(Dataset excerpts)
┌──

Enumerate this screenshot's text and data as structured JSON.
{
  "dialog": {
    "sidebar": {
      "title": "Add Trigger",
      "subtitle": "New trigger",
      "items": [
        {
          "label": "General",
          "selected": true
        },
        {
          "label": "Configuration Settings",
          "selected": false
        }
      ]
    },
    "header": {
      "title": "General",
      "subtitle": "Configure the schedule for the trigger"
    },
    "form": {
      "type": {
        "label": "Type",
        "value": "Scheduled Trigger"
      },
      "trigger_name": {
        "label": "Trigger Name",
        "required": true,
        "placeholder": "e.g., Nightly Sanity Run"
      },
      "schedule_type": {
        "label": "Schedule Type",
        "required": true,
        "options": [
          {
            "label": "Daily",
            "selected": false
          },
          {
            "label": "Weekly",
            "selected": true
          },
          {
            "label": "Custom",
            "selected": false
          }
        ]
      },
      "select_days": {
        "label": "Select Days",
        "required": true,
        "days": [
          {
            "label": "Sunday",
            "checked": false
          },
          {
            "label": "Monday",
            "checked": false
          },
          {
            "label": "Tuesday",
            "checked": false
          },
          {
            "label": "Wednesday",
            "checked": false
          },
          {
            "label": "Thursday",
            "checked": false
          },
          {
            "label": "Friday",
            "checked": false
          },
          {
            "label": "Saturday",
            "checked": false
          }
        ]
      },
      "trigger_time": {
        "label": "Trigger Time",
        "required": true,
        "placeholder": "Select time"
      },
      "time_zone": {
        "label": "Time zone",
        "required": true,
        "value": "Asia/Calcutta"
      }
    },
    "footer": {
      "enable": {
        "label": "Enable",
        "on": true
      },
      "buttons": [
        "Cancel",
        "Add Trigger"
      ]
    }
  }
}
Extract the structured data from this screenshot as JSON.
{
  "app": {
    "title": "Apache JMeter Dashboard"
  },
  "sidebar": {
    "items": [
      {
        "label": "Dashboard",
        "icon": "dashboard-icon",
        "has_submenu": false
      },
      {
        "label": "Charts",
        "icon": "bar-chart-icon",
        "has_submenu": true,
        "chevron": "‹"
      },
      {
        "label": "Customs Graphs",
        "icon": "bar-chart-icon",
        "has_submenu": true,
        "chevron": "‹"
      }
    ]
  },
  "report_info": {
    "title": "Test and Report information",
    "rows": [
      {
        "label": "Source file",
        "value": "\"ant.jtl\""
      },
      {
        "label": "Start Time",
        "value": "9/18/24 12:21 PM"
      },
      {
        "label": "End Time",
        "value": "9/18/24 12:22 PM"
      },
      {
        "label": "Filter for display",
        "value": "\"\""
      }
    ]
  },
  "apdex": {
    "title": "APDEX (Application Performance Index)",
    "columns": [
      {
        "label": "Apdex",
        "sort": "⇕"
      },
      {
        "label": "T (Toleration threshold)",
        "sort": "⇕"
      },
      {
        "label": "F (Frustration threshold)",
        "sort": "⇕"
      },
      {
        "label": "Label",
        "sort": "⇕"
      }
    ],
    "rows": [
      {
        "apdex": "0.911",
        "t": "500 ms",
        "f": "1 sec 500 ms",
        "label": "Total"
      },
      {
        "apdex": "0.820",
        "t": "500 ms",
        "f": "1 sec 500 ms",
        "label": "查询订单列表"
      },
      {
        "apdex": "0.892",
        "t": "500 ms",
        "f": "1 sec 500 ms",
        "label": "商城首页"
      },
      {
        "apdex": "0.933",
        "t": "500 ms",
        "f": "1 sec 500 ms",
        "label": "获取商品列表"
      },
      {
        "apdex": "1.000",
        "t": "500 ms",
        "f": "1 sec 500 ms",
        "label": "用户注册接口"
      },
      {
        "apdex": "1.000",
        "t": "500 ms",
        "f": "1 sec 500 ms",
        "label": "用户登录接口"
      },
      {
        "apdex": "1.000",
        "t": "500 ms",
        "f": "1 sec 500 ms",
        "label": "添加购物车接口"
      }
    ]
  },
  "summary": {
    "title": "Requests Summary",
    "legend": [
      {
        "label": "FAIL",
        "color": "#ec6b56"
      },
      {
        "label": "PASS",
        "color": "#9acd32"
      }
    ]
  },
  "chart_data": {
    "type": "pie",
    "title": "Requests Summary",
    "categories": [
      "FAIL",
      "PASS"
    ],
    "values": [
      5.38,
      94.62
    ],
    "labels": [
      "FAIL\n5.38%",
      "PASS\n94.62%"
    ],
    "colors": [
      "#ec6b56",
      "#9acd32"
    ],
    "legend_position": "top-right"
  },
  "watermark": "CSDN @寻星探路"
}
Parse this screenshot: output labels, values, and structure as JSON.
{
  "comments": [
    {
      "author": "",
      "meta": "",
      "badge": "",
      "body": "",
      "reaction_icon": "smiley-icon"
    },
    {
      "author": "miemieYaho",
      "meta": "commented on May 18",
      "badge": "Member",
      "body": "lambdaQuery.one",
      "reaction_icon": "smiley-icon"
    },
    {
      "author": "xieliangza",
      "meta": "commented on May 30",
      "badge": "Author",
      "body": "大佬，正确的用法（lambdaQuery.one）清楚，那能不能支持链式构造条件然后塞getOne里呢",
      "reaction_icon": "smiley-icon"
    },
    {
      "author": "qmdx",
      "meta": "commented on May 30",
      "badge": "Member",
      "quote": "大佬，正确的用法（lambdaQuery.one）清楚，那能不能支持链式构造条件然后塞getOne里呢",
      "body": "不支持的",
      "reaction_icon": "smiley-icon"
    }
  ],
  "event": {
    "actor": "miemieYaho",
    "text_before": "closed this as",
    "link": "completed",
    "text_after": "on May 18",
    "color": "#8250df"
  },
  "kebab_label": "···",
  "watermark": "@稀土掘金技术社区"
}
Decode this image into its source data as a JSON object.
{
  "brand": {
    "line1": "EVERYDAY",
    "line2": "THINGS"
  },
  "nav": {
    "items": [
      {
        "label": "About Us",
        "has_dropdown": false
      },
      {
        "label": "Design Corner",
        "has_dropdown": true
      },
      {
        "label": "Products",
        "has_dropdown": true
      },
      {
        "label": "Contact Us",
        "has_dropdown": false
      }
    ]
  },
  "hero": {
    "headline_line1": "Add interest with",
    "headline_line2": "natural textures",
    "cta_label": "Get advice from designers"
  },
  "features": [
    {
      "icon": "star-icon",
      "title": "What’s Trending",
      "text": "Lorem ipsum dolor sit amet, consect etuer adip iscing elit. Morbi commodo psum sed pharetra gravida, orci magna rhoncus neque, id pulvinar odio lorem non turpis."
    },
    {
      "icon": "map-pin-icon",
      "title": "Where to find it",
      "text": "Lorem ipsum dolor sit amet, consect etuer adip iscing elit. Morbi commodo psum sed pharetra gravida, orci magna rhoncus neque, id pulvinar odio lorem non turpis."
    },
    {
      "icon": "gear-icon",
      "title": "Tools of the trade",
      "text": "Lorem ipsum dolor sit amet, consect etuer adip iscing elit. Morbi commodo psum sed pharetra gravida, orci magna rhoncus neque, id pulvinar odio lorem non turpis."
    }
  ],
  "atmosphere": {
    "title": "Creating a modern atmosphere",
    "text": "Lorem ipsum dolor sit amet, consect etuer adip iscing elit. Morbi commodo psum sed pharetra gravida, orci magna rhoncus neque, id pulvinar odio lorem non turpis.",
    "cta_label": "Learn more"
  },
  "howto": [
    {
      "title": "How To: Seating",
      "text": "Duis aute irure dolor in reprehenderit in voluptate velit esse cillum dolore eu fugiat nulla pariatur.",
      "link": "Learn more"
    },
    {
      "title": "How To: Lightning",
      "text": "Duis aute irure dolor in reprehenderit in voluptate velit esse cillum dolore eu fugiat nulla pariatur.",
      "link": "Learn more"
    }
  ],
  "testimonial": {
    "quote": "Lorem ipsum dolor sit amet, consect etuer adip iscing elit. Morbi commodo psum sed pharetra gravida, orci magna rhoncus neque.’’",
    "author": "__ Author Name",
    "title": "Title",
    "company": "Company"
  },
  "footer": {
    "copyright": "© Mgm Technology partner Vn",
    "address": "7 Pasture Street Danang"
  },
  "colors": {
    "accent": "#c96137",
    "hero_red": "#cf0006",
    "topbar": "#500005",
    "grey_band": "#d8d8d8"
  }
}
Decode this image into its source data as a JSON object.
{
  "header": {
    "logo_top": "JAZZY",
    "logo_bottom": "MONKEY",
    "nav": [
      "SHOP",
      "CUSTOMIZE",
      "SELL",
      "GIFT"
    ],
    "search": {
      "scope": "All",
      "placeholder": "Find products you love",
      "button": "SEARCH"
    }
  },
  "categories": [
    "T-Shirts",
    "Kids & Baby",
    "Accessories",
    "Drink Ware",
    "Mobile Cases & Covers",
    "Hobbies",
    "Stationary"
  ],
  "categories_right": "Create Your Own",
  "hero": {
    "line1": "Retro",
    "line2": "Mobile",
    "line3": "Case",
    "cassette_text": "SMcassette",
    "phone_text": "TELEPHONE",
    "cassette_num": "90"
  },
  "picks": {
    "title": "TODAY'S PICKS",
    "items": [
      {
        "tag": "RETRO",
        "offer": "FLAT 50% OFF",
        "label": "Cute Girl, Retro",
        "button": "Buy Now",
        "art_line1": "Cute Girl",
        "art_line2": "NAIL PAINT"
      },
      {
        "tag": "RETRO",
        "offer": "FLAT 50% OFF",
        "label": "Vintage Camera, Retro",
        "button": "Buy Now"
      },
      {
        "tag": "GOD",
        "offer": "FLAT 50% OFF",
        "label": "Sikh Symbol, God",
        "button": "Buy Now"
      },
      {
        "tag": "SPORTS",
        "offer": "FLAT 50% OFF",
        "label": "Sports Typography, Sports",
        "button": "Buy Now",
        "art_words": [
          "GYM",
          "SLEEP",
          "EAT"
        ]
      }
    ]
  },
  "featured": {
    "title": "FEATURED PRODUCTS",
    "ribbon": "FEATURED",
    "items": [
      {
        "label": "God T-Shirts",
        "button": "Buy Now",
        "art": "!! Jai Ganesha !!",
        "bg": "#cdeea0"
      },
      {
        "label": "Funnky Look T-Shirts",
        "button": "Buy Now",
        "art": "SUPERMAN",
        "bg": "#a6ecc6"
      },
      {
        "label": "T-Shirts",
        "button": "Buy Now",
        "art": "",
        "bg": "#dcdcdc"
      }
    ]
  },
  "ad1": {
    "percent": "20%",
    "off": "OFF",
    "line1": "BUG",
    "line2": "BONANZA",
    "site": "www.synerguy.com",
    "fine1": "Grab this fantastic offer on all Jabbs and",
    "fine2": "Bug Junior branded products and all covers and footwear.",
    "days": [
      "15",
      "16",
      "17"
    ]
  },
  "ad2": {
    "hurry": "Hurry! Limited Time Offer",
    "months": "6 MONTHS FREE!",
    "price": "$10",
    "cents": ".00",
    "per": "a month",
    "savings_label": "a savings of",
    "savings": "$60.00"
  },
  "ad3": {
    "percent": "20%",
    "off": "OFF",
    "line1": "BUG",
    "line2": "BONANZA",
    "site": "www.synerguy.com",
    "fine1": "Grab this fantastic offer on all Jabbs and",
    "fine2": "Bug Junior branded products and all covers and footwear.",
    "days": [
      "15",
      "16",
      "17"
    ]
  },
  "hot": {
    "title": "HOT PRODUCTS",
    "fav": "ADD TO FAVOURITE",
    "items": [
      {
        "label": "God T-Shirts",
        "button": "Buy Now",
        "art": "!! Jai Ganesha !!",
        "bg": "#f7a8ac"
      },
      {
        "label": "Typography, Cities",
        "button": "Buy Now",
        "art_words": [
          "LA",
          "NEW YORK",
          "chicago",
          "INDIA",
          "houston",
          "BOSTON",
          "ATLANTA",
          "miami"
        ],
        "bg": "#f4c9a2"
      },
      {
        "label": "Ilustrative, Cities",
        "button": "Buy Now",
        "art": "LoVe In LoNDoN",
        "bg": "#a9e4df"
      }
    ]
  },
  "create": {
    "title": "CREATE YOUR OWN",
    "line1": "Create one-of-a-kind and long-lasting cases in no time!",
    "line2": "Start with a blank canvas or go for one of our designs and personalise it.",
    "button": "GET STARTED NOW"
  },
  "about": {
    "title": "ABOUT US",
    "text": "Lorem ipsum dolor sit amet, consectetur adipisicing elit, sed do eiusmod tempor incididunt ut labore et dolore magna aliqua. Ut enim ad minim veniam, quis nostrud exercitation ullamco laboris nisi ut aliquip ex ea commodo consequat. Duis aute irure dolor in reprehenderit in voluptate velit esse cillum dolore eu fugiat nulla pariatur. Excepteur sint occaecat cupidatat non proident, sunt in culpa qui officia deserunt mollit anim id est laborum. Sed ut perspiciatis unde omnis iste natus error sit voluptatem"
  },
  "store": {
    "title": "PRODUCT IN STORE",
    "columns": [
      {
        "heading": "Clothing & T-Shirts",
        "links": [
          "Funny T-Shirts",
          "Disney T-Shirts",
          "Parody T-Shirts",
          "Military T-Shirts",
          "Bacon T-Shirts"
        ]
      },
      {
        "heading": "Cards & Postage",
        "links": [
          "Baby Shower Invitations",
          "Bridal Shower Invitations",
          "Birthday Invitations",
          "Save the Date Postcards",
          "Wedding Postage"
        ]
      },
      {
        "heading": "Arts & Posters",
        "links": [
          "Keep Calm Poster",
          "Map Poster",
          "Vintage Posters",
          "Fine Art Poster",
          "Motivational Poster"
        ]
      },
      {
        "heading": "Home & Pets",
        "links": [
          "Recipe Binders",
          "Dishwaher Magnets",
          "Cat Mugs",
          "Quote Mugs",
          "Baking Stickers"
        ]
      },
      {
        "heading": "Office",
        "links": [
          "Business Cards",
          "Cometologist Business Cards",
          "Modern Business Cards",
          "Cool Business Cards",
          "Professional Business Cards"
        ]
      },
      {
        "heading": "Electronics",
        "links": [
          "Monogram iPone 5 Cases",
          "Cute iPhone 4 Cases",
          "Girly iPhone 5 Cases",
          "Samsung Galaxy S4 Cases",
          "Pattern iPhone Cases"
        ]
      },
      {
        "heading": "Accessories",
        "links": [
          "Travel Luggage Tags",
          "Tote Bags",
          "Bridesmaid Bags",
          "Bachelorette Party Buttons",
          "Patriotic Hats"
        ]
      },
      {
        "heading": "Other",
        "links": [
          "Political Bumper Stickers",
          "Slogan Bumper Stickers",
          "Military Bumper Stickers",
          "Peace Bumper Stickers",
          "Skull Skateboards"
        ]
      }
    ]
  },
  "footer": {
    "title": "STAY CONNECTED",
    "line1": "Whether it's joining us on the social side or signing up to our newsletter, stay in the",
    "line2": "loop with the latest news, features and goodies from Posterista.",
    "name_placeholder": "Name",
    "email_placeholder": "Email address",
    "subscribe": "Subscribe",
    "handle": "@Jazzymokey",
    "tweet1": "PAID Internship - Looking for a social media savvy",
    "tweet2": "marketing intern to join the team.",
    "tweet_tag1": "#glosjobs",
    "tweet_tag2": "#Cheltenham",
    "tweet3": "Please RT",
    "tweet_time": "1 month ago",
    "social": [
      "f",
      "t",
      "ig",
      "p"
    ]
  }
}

└──

Objective:
Identify and copy the lines holding the word "iPhone".

Worked solution:
          "Cute iPhone 4 Cases",
          "Girly iPhone 5 Cases",
          "Pattern iPhone Cases"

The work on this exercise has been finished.